▽
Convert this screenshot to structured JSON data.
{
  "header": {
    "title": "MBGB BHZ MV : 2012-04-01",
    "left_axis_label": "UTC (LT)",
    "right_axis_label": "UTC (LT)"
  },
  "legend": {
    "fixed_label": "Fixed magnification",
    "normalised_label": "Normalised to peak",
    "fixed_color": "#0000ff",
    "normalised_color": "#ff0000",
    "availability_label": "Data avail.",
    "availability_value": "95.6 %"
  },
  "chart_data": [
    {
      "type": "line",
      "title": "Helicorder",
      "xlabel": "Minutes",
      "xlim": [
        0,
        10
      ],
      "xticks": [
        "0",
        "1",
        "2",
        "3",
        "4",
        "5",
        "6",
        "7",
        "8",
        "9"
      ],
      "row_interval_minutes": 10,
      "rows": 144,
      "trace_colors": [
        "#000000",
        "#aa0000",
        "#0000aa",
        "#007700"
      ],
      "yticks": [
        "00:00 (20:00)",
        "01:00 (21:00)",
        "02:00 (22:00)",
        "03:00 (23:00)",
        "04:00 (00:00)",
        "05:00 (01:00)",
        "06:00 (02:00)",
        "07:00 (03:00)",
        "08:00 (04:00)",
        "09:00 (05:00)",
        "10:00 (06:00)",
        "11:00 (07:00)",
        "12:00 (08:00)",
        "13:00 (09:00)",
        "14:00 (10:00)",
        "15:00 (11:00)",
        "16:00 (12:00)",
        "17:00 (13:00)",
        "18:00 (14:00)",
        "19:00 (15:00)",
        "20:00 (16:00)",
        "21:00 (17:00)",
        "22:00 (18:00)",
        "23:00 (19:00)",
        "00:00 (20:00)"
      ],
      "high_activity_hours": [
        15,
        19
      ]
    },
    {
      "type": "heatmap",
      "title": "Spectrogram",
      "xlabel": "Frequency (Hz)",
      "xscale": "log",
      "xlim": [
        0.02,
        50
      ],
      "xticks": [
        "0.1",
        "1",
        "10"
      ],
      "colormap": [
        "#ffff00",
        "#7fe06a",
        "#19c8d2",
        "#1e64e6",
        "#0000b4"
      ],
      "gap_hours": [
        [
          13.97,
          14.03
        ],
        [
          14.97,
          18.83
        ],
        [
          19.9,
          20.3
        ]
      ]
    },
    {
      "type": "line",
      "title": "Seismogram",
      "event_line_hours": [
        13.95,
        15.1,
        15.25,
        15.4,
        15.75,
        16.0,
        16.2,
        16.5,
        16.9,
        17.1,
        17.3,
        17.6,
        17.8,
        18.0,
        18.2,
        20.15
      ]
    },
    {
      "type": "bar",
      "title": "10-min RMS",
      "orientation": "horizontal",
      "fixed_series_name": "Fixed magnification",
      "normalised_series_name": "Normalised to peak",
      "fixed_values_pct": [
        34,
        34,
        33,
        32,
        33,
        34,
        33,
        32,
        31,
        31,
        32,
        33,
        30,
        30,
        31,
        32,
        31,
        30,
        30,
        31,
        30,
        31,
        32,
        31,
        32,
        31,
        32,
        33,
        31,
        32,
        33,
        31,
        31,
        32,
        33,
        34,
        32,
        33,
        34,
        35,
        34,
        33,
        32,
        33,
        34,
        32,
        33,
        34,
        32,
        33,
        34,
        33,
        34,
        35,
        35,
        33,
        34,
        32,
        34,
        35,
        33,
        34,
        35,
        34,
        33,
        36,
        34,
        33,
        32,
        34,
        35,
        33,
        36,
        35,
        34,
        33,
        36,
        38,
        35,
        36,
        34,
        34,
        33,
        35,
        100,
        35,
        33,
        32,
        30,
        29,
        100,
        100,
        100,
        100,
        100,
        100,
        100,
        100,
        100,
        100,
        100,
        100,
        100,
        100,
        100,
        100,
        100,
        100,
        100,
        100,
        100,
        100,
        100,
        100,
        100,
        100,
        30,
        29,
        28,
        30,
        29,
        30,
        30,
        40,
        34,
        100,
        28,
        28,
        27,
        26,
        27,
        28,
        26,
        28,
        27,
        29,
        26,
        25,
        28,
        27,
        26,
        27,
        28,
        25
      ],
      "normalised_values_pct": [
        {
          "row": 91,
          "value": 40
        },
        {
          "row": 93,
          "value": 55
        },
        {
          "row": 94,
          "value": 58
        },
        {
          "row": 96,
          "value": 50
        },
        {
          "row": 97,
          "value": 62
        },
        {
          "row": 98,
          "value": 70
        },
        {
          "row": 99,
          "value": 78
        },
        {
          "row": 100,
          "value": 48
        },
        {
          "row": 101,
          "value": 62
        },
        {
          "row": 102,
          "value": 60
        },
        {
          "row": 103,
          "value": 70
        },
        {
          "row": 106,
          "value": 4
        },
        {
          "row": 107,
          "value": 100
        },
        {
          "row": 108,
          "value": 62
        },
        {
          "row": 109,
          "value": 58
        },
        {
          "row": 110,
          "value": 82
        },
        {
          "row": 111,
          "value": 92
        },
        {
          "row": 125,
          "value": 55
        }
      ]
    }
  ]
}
△
Would you reproduce all the entries exactly?

=== Result for this exercise ===
Convert this screenshot to structured JSON data.
{
  "header": {
    "title": "MBGB BHZ MV : 2012-04-01",
    "left_axis_label": "UTC (LT)",
    "right_axis_label": "UTC (LT)"
  },
  "legend": {
    "fixed_label": "Fixed magnification",
    "normalised_label": "Normalised to peak",
    "fixed_color": "#0000ff",
    "normalised_color": "#ff0000",
    "availability_label": "Data avail.",
    "availability_value": "95.6 %"
  },
  "chart_data": [
    {
      "type": "line",
      "title": "Helicorder",
      "xlabel": "Minutes",
      "xlim": [
        0,
        10
      ],
      "xticks": [
        "0",
        "1",
        "2",
        "3",
        "4",
        "5",
        "6",
        "7",
        "8",
        "9"
      ],
      "row_interval_minutes": 10,
      "rows": 144,
      "trace_colors": [
        "#000000",
        "#aa0000",
        "#0000aa",
        "#007700"
      ],
      "yticks": [
        "00:00 (20:00)",
        "01:00 (21:00)",
        "02:00 (22:00)",
        "03:00 (23:00)",
        "04:00 (00:00)",
        "05:00 (01:00)",
        "06:00 (02:00)",
        "07:00 (03:00)",
        "08:00 (04:00)",
        "09:00 (05:00)",
        "10:00 (06:00)",
        "11:00 (07:00)",
        "12:00 (08:00)",
        "13:00 (09:00)",
        "14:00 (10:00)",
        "15:00 (11:00)",
        "16:00 (12:00)",
        "17:00 (13:00)",
        "18:00 (14:00)",
        "19:00 (15:00)",
        "20:00 (16:00)",
        "21:00 (17:00)",
        "22:00 (18:00)",
        "23:00 (19:00)",
        "00:00 (20:00)"
      ],
      "high_activity_hours": [
        15,
        19
      ]
    },
    {
      "type": "heatmap",
      "title": "Spectrogram",
      "xlabel": "Frequency (Hz)",
      "xscale": "log",
      "xlim": [
        0.02,
        50
      ],
      "xticks": [
        "0.1",
        "1",
        "10"
      ],
      "colormap": [
        "#ffff00",
        "#7fe06a",
        "#19c8d2",
        "#1e64e6",
        "#0000b4"
      ],
      "gap_hours": [
        [
          13.97,
          14.03
        ],
        [
          14.97,
          18.83
        ],
        [
          19.9,
          20.3
        ]
      ]
    },
    {
      "type": "line",
      "title": "Seismogram",
      "event_line_hours": [
        13.95,
        15.1,
        15.25,
        15.4,
        15.75,
        16.0,
        16.2,
        16.5,
        16.9,
        17.1,
        17.3,
        17.6,
        17.8,
        18.0,
        18.2,
        20.15
      ]
    },
    {
      "type": "bar",
      "title": "10-min RMS",
      "orientation": "horizontal",
      "fixed_series_name": "Fixed magnification",
      "normalised_series_name": "Normalised to peak",
      "fixed_values_pct": [
        34,
        34,
        33,
        32,
        33,
        34,
        33,
        32,
        31,
        31,
        32,
        33,
        30,
        30,
        31,
        32,
        31,
        30,
        30,
        31,
        30,
        31,
        32,
        31,
        32,
        31,
        32,
        33,
        31,
        32,
        33,
        31,
        31,
        32,
        33,
        34,
        32,
        33,
        34,
        35,
        34,
        33,
        32,
        33,
        34,
        32,
        33,
        34,
        32,
        33,
        34,
        33,
        34,
        35,
        35,
        33,
        34,
        32,
        34,
        35,
        33,
        34,
        35,
        34,
        33,
        36,
        34,
        33,
        32,
        34,
        35,
        33,
        36,
        35,
        34,
        33,
        36,
        38,
        35,
        36,
        34,
        34,
        33,
        35,
        100,
        35,
        33,
        32,
        30,
        29,
        100,
        100,
        100,
        100,
        100,
        100,
        100,
        100,
        100,
        100,
        100,
        100,
        100,
        100,
        100,
        100,
        100,
        100,
        100,
        100,
        100,
        100,
        100,
        100,
        100,
        100,
        30,
        29,
        28,
        30,
        29,
        30,
        30,
        40,
        34,
        100,
        28,
        28,
        27,
        26,
        27,
        28,
        26,
        28,
        27,
        29,
        26,
        25,
        28,
        27,
        26,
        27,
        28,
        25
      ],
      "normalised_values_pct": [
        {
          "row": 91,
          "value": 40
        },
        {
          "row": 93,
          "value": 55
        },
        {
          "row": 94,
          "value": 58
        },
        {
          "row": 96,
          "value": 50
        },
        {
          "row": 97,
          "value": 62
        },
        {
          "row": 98,
          "value": 70
        },
        {
          "row": 99,
          "value": 78
        },
        {
          "row": 100,
          "value": 48
        },
        {
          "row": 101,
          "value": 62
        },
        {
          "row": 102,
          "value": 60
        },
        {
          "row": 103,
          "value": 70
        },
        {
          "row": 106,
          "value": 4
        },
        {
          "row": 107,
          "value": 100
        },
        {
          "row": 108,
          "value": 62
        },
        {
          "row": 109,
          "value": 58
        },
        {
          "row": 110,
          "value": 82
        },
        {
          "row": 111,
          "value": 92
        },
        {
          "row": 125,
          "value": 55
        }
      ]
    }
  ]
}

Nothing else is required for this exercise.